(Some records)

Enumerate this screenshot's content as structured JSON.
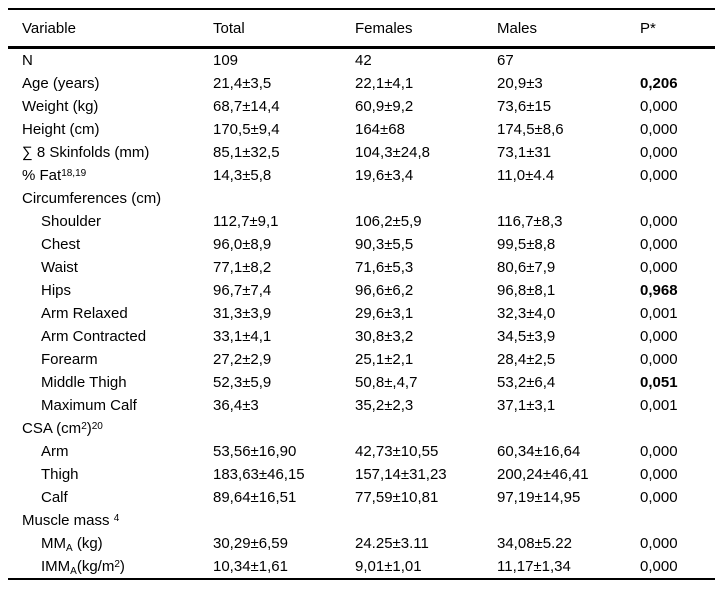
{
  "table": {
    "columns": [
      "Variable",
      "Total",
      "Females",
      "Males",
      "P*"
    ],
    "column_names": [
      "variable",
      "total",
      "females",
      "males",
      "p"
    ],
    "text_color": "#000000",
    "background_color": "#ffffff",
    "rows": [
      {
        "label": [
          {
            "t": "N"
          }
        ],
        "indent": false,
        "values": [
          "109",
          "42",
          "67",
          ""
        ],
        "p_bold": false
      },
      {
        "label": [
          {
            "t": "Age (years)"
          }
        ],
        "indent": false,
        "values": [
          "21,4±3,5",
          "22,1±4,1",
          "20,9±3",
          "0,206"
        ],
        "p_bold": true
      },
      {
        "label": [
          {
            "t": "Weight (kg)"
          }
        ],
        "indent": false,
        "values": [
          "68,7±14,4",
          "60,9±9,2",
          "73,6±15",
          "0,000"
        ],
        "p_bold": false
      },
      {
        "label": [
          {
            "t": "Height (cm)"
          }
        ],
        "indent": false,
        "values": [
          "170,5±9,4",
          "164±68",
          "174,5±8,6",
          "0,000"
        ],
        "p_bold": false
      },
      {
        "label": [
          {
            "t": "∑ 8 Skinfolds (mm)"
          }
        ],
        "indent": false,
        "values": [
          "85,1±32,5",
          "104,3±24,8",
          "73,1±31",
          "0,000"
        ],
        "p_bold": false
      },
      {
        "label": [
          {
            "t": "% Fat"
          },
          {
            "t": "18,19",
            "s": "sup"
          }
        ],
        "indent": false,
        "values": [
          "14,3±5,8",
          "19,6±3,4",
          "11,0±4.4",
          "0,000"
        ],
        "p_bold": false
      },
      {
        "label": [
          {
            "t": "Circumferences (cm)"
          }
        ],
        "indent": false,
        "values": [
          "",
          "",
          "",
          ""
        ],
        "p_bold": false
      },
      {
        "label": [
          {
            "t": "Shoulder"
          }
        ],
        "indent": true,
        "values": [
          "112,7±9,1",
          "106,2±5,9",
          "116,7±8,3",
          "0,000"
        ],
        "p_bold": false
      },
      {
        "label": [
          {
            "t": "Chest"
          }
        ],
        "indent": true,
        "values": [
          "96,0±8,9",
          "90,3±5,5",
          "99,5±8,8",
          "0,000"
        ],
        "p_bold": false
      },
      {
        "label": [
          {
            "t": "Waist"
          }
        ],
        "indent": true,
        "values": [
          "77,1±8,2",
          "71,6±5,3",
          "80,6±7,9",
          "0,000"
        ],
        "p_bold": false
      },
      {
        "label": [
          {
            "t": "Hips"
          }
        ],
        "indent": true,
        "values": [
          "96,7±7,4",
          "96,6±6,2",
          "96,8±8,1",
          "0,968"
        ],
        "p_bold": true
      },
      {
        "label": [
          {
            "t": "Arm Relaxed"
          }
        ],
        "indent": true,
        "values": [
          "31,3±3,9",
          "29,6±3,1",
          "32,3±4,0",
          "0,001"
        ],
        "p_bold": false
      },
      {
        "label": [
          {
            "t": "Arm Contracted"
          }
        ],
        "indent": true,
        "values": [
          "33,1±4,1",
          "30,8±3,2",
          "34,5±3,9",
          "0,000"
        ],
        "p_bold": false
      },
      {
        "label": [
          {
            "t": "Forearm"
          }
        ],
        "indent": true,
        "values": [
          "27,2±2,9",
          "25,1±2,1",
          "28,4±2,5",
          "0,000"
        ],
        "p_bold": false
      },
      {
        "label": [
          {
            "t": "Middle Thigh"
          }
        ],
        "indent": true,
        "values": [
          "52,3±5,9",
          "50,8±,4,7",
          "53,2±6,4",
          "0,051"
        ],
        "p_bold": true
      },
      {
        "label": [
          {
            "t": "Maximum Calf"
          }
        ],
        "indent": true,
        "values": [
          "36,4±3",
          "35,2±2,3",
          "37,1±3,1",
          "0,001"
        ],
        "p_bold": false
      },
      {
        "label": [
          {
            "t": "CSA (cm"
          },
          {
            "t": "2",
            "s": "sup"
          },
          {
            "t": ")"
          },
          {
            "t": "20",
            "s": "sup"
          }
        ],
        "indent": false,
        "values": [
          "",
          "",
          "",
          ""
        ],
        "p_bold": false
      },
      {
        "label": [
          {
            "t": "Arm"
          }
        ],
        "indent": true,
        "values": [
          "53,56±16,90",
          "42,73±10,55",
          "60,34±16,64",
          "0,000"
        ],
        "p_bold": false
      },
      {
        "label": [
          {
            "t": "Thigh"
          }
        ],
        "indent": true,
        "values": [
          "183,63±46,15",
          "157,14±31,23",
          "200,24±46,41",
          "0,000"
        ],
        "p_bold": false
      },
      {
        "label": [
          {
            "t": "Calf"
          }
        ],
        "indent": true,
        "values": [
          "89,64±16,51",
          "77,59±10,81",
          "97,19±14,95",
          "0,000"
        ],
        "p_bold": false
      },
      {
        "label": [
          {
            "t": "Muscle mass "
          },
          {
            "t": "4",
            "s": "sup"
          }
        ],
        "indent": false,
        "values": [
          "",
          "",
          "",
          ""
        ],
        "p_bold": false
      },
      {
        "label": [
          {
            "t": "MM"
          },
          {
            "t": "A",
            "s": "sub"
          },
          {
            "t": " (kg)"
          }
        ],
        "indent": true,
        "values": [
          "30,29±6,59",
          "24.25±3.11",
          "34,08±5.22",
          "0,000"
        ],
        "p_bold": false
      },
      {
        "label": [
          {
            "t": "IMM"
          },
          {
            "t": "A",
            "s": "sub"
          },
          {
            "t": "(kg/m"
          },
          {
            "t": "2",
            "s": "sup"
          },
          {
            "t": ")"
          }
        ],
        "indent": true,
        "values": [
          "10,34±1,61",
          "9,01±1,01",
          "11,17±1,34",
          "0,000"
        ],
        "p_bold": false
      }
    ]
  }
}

▶ **DIRECTIONS FOR THIS TASK**:
Every record is to be reproduced exactly, with no pictures included.

▶ **EXPECTED OUTPUT**:
Enumerate this screenshot's content as structured JSON.
{
  "table": {
    "columns": [
      "Variable",
      "Total",
      "Females",
      "Males",
      "P*"
    ],
    "column_names": [
      "variable",
      "total",
      "females",
      "males",
      "p"
    ],
    "text_color": "#000000",
    "background_color": "#ffffff",
    "rows": [
      {
        "label": [
          {
            "t": "N"
          }
        ],
        "indent": false,
        "values": [
          "109",
          "42",
          "67",
          ""
        ],
        "p_bold": false
      },
      {
        "label": [
          {
            "t": "Age (years)"
          }
        ],
        "indent": false,
        "values": [
          "21,4±3,5",
          "22,1±4,1",
          "20,9±3",
          "0,206"
        ],
        "p_bold": true
      },
      {
        "label": [
          {
            "t": "Weight (kg)"
          }
        ],
        "indent": false,
        "values": [
          "68,7±14,4",
          "60,9±9,2",
          "73,6±15",
          "0,000"
        ],
        "p_bold": false
      },
      {
        "label": [
          {
            "t": "Height (cm)"
          }
        ],
        "indent": false,
        "values": [
          "170,5±9,4",
          "164±68",
          "174,5±8,6",
          "0,000"
        ],
        "p_bold": false
      },
      {
        "label": [
          {
            "t": "∑ 8 Skinfolds (mm)"
          }
        ],
        "indent": false,
        "values": [
          "85,1±32,5",
          "104,3±24,8",
          "73,1±31",
          "0,000"
        ],
        "p_bold": false
      },
      {
        "label": [
          {
            "t": "% Fat"
          },
          {
            "t": "18,19",
            "s": "sup"
          }
        ],
        "indent": false,
        "values": [
          "14,3±5,8",
          "19,6±3,4",
          "11,0±4.4",
          "0,000"
        ],
        "p_bold": false
      },
      {
        "label": [
          {
            "t": "Circumferences (cm)"
          }
        ],
        "indent": false,
        "values": [
          "",
          "",
          "",
          ""
        ],
        "p_bold": false
      },
      {
        "label": [
          {
            "t": "Shoulder"
          }
        ],
        "indent": true,
        "values": [
          "112,7±9,1",
          "106,2±5,9",
          "116,7±8,3",
          "0,000"
        ],
        "p_bold": false
      },
      {
        "label": [
          {
            "t": "Chest"
          }
        ],
        "indent": true,
        "values": [
          "96,0±8,9",
          "90,3±5,5",
          "99,5±8,8",
          "0,000"
        ],
        "p_bold": false
      },
      {
        "label": [
          {
            "t": "Waist"
          }
        ],
        "indent": true,
        "values": [
          "77,1±8,2",
          "71,6±5,3",
          "80,6±7,9",
          "0,000"
        ],
        "p_bold": false
      },
      {
        "label": [
          {
            "t": "Hips"
          }
        ],
        "indent": true,
        "values": [
          "96,7±7,4",
          "96,6±6,2",
          "96,8±8,1",
          "0,968"
        ],
        "p_bold": true
      },
      {
        "label": [
          {
            "t": "Arm Relaxed"
          }
        ],
        "indent": true,
        "values": [
          "31,3±3,9",
          "29,6±3,1",
          "32,3±4,0",
          "0,001"
        ],
        "p_bold": false
      },
      {
        "label": [
          {
            "t": "Arm Contracted"
          }
        ],
        "indent": true,
        "values": [
          "33,1±4,1",
          "30,8±3,2",
          "34,5±3,9",
          "0,000"
        ],
        "p_bold": false
      },
      {
        "label": [
          {
            "t": "Forearm"
          }
        ],
        "indent": true,
        "values": [
          "27,2±2,9",
          "25,1±2,1",
          "28,4±2,5",
          "0,000"
        ],
        "p_bold": false
      },
      {
        "label": [
          {
            "t": "Middle Thigh"
          }
        ],
        "indent": true,
        "values": [
          "52,3±5,9",
          "50,8±,4,7",
          "53,2±6,4",
          "0,051"
        ],
        "p_bold": true
      },
      {
        "label": [
          {
            "t": "Maximum Calf"
          }
        ],
        "indent": true,
        "values": [
          "36,4±3",
          "35,2±2,3",
          "37,1±3,1",
          "0,001"
        ],
        "p_bold": false
      },
      {
        "label": [
          {
            "t": "CSA (cm"
          },
          {
            "t": "2",
            "s": "sup"
          },
          {
            "t": ")"
          },
          {
            "t": "20",
            "s": "sup"
          }
        ],
        "indent": false,
        "values": [
          "",
          "",
          "",
          ""
        ],
        "p_bold": false
      },
      {
        "label": [
          {
            "t": "Arm"
          }
        ],
        "indent": true,
        "values": [
          "53,56±16,90",
          "42,73±10,55",
          "60,34±16,64",
          "0,000"
        ],
        "p_bold": false
      },
      {
        "label": [
          {
            "t": "Thigh"
          }
        ],
        "indent": true,
        "values": [
          "183,63±46,15",
          "157,14±31,23",
          "200,24±46,41",
          "0,000"
        ],
        "p_bold": false
      },
      {
        "label": [
          {
            "t": "Calf"
          }
        ],
        "indent": true,
        "values": [
          "89,64±16,51",
          "77,59±10,81",
          "97,19±14,95",
          "0,000"
        ],
        "p_bold": false
      },
      {
        "label": [
          {
            "t": "Muscle mass "
          },
          {
            "t": "4",
            "s": "sup"
          }
        ],
        "indent": false,
        "values": [
          "",
          "",
          "",
          ""
        ],
        "p_bold": false
      },
      {
        "label": [
          {
            "t": "MM"
          },
          {
            "t": "A",
            "s": "sub"
          },
          {
            "t": " (kg)"
          }
        ],
        "indent": true,
        "values": [
          "30,29±6,59",
          "24.25±3.11",
          "34,08±5.22",
          "0,000"
        ],
        "p_bold": false
      },
      {
        "label": [
          {
            "t": "IMM"
          },
          {
            "t": "A",
            "s": "sub"
          },
          {
            "t": "(kg/m"
          },
          {
            "t": "2",
            "s": "sup"
          },
          {
            "t": ")"
          }
        ],
        "indent": true,
        "values": [
          "10,34±1,61",
          "9,01±1,01",
          "11,17±1,34",
          "0,000"
        ],
        "p_bold": false
      }
    ]
  }
}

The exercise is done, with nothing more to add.